[Prompt] Return the records word for word. Any pictures in them are not part of the copy.

[Input data]
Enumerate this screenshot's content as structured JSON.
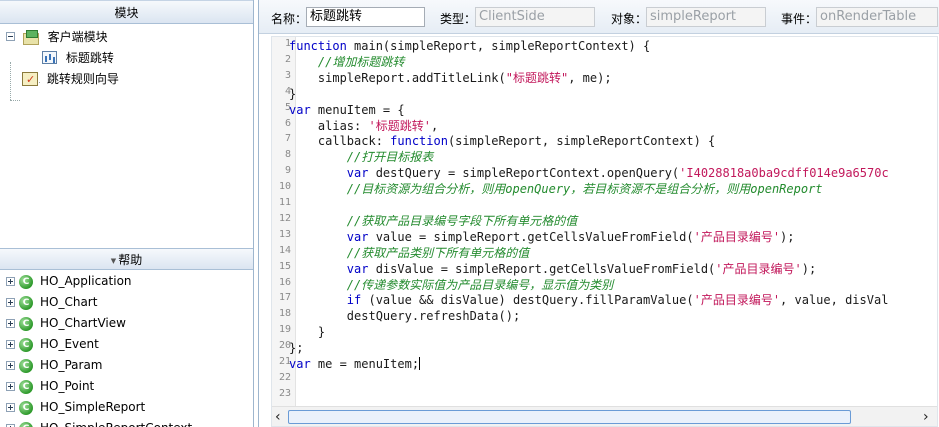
{
  "left": {
    "module_header": "模块",
    "tree": [
      {
        "label": "客户端模块",
        "icon": "folder-icon"
      },
      {
        "label": "标题跳转",
        "icon": "chart-icon"
      },
      {
        "label": "跳转规则向导",
        "icon": "guide-icon"
      }
    ],
    "help_header": "帮助",
    "help_items": [
      "HO_Application",
      "HO_Chart",
      "HO_ChartView",
      "HO_Event",
      "HO_Param",
      "HO_Point",
      "HO_SimpleReport",
      "HO_SimpleReportContext"
    ],
    "help_item_icon": "class-icon",
    "help_item_badge": "C"
  },
  "props": {
    "name_label": "名称：",
    "name_value": "标题跳转",
    "type_label": "类型：",
    "type_value": "ClientSide",
    "object_label": "对象：",
    "object_value": "simpleReport",
    "event_label": "事件：",
    "event_value": "onRenderTable"
  },
  "editor": {
    "line_numbers": [
      "1",
      "2",
      "3",
      "4",
      "5",
      "6",
      "7",
      "8",
      "9",
      "10",
      "11",
      "12",
      "13",
      "14",
      "15",
      "16",
      "17",
      "18",
      "19",
      "20",
      "21",
      "22",
      "23"
    ],
    "lines": [
      [
        {
          "t": "function",
          "c": "kw"
        },
        {
          "t": " main(simpleReport, simpleReportContext) {"
        }
      ],
      [
        {
          "t": "    "
        },
        {
          "t": "//增加标题跳转",
          "c": "cm"
        }
      ],
      [
        {
          "t": "    simpleReport.addTitleLink("
        },
        {
          "t": "\"标题跳转\"",
          "c": "str"
        },
        {
          "t": ", me);"
        }
      ],
      [
        {
          "t": "}"
        }
      ],
      [
        {
          "t": "var",
          "c": "kw"
        },
        {
          "t": " menuItem = {"
        }
      ],
      [
        {
          "t": "    alias: "
        },
        {
          "t": "'标题跳转'",
          "c": "str"
        },
        {
          "t": ","
        }
      ],
      [
        {
          "t": "    callback: "
        },
        {
          "t": "function",
          "c": "kw"
        },
        {
          "t": "(simpleReport, simpleReportContext) {"
        }
      ],
      [
        {
          "t": "        "
        },
        {
          "t": "//打开目标报表",
          "c": "cm"
        }
      ],
      [
        {
          "t": "        "
        },
        {
          "t": "var",
          "c": "kw"
        },
        {
          "t": " destQuery = simpleReportContext.openQuery("
        },
        {
          "t": "'I4028818a0ba9cdff014e9a6570c",
          "c": "str"
        }
      ],
      [
        {
          "t": "        "
        },
        {
          "t": "//目标资源为组合分析，则用openQuery，若目标资源不是组合分析，则用openReport",
          "c": "cm"
        }
      ],
      [
        {
          "t": ""
        }
      ],
      [
        {
          "t": "        "
        },
        {
          "t": "//获取产品目录编号字段下所有单元格的值",
          "c": "cm"
        }
      ],
      [
        {
          "t": "        "
        },
        {
          "t": "var",
          "c": "kw"
        },
        {
          "t": " value = simpleReport.getCellsValueFromField("
        },
        {
          "t": "'产品目录编号'",
          "c": "str"
        },
        {
          "t": ");"
        }
      ],
      [
        {
          "t": "        "
        },
        {
          "t": "//获取产品类别下所有单元格的值",
          "c": "cm"
        }
      ],
      [
        {
          "t": "        "
        },
        {
          "t": "var",
          "c": "kw"
        },
        {
          "t": " disValue = simpleReport.getCellsValueFromField("
        },
        {
          "t": "'产品目录编号'",
          "c": "str"
        },
        {
          "t": ");"
        }
      ],
      [
        {
          "t": "        "
        },
        {
          "t": "//传递参数实际值为产品目录编号，显示值为类别",
          "c": "cm"
        }
      ],
      [
        {
          "t": "        "
        },
        {
          "t": "if",
          "c": "kw"
        },
        {
          "t": " (value && disValue) destQuery.fillParamValue("
        },
        {
          "t": "'产品目录编号'",
          "c": "str"
        },
        {
          "t": ", value, disVal"
        }
      ],
      [
        {
          "t": "        destQuery.refreshData();"
        }
      ],
      [
        {
          "t": "    }"
        }
      ],
      [
        {
          "t": "};"
        }
      ],
      [
        {
          "t": "var",
          "c": "kw"
        },
        {
          "t": " me = menuItem;"
        }
      ],
      [
        {
          "t": ""
        }
      ],
      [
        {
          "t": ""
        }
      ]
    ],
    "cursor_line": 21,
    "scroll_left_arrow": "‹",
    "scroll_right_arrow": "›"
  }
}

[Solved problem]
Enumerate this screenshot's content as structured JSON.
{
  "left": {
    "module_header": "模块",
    "tree": [
      {
        "label": "客户端模块",
        "icon": "folder-icon"
      },
      {
        "label": "标题跳转",
        "icon": "chart-icon"
      },
      {
        "label": "跳转规则向导",
        "icon": "guide-icon"
      }
    ],
    "help_header": "帮助",
    "help_items": [
      "HO_Application",
      "HO_Chart",
      "HO_ChartView",
      "HO_Event",
      "HO_Param",
      "HO_Point",
      "HO_SimpleReport",
      "HO_SimpleReportContext"
    ],
    "help_item_icon": "class-icon",
    "help_item_badge": "C"
  },
  "props": {
    "name_label": "名称：",
    "name_value": "标题跳转",
    "type_label": "类型：",
    "type_value": "ClientSide",
    "object_label": "对象：",
    "object_value": "simpleReport",
    "event_label": "事件：",
    "event_value": "onRenderTable"
  },
  "editor": {
    "line_numbers": [
      "1",
      "2",
      "3",
      "4",
      "5",
      "6",
      "7",
      "8",
      "9",
      "10",
      "11",
      "12",
      "13",
      "14",
      "15",
      "16",
      "17",
      "18",
      "19",
      "20",
      "21",
      "22",
      "23"
    ],
    "lines": [
      [
        {
          "t": "function",
          "c": "kw"
        },
        {
          "t": " main(simpleReport, simpleReportContext) {"
        }
      ],
      [
        {
          "t": "    "
        },
        {
          "t": "//增加标题跳转",
          "c": "cm"
        }
      ],
      [
        {
          "t": "    simpleReport.addTitleLink("
        },
        {
          "t": "\"标题跳转\"",
          "c": "str"
        },
        {
          "t": ", me);"
        }
      ],
      [
        {
          "t": "}"
        }
      ],
      [
        {
          "t": "var",
          "c": "kw"
        },
        {
          "t": " menuItem = {"
        }
      ],
      [
        {
          "t": "    alias: "
        },
        {
          "t": "'标题跳转'",
          "c": "str"
        },
        {
          "t": ","
        }
      ],
      [
        {
          "t": "    callback: "
        },
        {
          "t": "function",
          "c": "kw"
        },
        {
          "t": "(simpleReport, simpleReportContext) {"
        }
      ],
      [
        {
          "t": "        "
        },
        {
          "t": "//打开目标报表",
          "c": "cm"
        }
      ],
      [
        {
          "t": "        "
        },
        {
          "t": "var",
          "c": "kw"
        },
        {
          "t": " destQuery = simpleReportContext.openQuery("
        },
        {
          "t": "'I4028818a0ba9cdff014e9a6570c",
          "c": "str"
        }
      ],
      [
        {
          "t": "        "
        },
        {
          "t": "//目标资源为组合分析，则用openQuery，若目标资源不是组合分析，则用openReport",
          "c": "cm"
        }
      ],
      [
        {
          "t": ""
        }
      ],
      [
        {
          "t": "        "
        },
        {
          "t": "//获取产品目录编号字段下所有单元格的值",
          "c": "cm"
        }
      ],
      [
        {
          "t": "        "
        },
        {
          "t": "var",
          "c": "kw"
        },
        {
          "t": " value = simpleReport.getCellsValueFromField("
        },
        {
          "t": "'产品目录编号'",
          "c": "str"
        },
        {
          "t": ");"
        }
      ],
      [
        {
          "t": "        "
        },
        {
          "t": "//获取产品类别下所有单元格的值",
          "c": "cm"
        }
      ],
      [
        {
          "t": "        "
        },
        {
          "t": "var",
          "c": "kw"
        },
        {
          "t": " disValue = simpleReport.getCellsValueFromField("
        },
        {
          "t": "'产品目录编号'",
          "c": "str"
        },
        {
          "t": ");"
        }
      ],
      [
        {
          "t": "        "
        },
        {
          "t": "//传递参数实际值为产品目录编号，显示值为类别",
          "c": "cm"
        }
      ],
      [
        {
          "t": "        "
        },
        {
          "t": "if",
          "c": "kw"
        },
        {
          "t": " (value && disValue) destQuery.fillParamValue("
        },
        {
          "t": "'产品目录编号'",
          "c": "str"
        },
        {
          "t": ", value, disVal"
        }
      ],
      [
        {
          "t": "        destQuery.refreshData();"
        }
      ],
      [
        {
          "t": "    }"
        }
      ],
      [
        {
          "t": "};"
        }
      ],
      [
        {
          "t": "var",
          "c": "kw"
        },
        {
          "t": " me = menuItem;"
        }
      ],
      [
        {
          "t": ""
        }
      ],
      [
        {
          "t": ""
        }
      ]
    ],
    "cursor_line": 21,
    "scroll_left_arrow": "‹",
    "scroll_right_arrow": "›"
  }
}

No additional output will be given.